From the listing below, pick out each line with the word "this".
======== DATA SHOWN
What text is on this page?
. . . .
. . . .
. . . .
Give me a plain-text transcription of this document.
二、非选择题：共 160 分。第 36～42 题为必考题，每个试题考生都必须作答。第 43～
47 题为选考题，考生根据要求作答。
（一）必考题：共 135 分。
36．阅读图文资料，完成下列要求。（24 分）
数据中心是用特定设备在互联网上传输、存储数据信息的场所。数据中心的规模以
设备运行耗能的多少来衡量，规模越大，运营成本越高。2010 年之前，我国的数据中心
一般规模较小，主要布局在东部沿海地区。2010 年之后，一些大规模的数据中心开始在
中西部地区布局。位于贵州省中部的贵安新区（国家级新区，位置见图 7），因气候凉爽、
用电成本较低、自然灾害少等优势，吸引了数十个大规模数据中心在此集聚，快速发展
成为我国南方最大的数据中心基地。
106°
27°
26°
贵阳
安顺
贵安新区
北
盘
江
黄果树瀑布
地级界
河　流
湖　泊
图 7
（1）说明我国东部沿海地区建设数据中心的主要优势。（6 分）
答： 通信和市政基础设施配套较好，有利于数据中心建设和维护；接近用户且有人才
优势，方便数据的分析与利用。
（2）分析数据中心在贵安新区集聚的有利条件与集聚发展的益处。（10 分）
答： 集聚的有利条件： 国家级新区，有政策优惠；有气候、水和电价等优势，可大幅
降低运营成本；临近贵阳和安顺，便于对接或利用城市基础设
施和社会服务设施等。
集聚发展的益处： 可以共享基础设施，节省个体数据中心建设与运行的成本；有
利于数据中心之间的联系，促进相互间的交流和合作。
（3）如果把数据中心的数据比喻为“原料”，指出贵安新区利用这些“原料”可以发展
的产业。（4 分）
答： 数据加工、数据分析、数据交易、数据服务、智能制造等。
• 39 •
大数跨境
================
ANSWER IN FULL —
What text is on this page?
Give me a plain-text transcription of this document.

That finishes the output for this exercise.